## Start
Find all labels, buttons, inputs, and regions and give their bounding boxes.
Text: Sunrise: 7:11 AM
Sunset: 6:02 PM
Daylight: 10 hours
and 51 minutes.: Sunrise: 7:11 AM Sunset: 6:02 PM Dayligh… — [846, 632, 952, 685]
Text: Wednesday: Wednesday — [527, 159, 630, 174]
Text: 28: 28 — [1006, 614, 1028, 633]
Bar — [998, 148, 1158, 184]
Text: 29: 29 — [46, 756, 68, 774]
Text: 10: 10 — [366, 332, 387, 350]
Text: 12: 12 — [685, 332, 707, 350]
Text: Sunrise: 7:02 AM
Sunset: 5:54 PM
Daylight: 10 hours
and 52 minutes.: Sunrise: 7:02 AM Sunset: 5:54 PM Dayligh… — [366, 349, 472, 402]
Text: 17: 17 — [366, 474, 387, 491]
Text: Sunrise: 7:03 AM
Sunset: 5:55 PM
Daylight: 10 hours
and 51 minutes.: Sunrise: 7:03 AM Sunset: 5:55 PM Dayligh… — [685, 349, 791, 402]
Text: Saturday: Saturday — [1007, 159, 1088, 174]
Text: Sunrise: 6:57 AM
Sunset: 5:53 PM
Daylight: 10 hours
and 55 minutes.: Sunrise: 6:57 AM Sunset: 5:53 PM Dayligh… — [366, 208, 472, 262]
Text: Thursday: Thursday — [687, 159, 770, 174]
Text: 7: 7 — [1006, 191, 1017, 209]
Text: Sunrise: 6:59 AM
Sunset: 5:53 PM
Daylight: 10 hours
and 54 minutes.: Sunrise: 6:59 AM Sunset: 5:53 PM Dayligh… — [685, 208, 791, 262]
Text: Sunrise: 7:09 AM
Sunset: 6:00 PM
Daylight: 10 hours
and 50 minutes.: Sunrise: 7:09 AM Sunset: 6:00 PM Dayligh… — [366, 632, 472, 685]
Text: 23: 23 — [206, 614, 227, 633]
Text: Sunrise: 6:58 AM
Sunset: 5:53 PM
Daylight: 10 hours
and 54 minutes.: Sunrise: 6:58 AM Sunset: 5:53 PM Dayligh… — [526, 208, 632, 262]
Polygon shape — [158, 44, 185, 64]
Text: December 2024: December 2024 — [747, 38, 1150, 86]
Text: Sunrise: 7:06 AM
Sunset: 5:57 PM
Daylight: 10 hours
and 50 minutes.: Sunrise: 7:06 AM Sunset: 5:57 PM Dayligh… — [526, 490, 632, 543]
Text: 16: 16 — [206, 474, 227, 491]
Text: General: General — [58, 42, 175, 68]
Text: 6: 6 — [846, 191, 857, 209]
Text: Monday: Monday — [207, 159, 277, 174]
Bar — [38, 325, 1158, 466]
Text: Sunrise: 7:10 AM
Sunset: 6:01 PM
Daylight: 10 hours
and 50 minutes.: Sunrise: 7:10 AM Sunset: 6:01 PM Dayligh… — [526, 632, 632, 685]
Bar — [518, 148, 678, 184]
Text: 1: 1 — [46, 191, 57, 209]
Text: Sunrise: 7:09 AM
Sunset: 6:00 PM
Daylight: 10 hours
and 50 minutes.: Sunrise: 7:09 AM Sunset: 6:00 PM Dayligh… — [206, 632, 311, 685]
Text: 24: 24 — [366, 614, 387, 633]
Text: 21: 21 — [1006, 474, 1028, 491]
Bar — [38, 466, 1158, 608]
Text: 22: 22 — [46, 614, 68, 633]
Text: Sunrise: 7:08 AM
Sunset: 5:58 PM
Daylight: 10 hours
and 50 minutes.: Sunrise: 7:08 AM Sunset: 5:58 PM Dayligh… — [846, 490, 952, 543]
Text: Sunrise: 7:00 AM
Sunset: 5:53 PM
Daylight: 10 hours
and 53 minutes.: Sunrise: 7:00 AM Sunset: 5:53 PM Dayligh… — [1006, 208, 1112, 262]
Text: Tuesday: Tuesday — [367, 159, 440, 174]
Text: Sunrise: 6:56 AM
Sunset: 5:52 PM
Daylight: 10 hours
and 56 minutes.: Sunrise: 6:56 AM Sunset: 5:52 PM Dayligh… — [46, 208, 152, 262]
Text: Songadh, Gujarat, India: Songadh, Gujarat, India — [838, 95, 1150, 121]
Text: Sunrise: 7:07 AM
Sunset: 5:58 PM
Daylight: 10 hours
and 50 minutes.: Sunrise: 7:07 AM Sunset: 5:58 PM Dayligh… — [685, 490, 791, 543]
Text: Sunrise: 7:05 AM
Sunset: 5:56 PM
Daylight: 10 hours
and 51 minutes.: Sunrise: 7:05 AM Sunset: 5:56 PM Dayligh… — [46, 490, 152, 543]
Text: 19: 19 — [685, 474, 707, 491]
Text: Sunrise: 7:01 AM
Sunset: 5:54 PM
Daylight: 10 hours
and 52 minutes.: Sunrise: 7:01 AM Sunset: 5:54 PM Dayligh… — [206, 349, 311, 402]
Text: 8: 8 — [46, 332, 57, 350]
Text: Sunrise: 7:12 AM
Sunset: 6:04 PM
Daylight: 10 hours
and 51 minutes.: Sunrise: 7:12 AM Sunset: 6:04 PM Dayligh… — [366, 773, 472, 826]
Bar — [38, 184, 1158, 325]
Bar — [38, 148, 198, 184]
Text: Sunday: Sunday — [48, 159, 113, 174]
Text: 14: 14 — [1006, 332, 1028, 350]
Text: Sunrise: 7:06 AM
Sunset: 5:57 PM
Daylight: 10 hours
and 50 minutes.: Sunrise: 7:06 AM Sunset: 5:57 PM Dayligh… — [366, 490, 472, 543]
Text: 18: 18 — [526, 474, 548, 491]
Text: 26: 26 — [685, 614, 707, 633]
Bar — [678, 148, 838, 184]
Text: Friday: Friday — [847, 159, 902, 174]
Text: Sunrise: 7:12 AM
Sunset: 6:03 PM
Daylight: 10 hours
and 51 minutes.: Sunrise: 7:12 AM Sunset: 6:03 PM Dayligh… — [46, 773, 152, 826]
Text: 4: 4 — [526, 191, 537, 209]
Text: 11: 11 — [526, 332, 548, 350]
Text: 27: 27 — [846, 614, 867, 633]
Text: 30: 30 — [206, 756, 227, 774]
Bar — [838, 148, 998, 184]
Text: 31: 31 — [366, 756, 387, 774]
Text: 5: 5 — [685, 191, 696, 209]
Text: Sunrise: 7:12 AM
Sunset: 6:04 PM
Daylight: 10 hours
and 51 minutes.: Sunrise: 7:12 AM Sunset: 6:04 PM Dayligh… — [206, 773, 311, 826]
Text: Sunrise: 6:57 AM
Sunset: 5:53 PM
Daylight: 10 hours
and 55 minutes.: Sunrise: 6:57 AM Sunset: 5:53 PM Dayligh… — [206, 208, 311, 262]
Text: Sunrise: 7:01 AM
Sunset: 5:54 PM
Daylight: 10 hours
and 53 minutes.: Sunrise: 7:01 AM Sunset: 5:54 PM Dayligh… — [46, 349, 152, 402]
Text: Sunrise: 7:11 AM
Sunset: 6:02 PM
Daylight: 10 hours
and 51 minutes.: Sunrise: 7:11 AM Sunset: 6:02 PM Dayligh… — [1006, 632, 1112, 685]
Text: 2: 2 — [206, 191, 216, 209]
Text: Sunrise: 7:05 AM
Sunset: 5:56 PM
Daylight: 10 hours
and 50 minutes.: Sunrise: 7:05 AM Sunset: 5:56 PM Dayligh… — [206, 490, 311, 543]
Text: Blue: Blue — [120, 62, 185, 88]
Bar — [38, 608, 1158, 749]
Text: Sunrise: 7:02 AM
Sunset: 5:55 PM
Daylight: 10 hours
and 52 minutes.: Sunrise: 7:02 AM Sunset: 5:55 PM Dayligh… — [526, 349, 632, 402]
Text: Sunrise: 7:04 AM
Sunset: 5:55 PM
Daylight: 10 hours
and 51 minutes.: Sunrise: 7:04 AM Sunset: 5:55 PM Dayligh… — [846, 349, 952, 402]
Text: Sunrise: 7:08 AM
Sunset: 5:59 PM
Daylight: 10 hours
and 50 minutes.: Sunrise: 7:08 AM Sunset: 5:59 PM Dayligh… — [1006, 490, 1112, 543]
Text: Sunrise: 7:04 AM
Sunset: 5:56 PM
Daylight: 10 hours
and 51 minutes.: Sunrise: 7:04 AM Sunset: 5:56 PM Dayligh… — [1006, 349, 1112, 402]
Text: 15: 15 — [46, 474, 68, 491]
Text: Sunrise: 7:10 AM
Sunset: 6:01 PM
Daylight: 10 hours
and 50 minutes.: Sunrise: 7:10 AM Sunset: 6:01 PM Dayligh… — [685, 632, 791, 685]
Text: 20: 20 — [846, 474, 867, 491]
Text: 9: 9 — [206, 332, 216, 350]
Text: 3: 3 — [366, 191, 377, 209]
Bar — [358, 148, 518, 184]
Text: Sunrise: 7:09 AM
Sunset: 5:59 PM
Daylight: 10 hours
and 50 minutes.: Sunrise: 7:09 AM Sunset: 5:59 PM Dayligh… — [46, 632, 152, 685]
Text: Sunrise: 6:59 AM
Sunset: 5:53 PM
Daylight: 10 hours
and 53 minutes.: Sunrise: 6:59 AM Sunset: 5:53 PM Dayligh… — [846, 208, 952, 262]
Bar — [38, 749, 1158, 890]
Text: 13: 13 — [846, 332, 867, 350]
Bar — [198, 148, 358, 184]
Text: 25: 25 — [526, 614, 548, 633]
## End
INSTRUCTIONS TO FOLLOW: Gather every line of the records above that contains the word "Gujarat", matching case exactly, and copy each one out.

COMPLETED TASK:
Text: Songadh, Gujarat, India: Songadh, Gujarat, India — [838, 95, 1150, 121]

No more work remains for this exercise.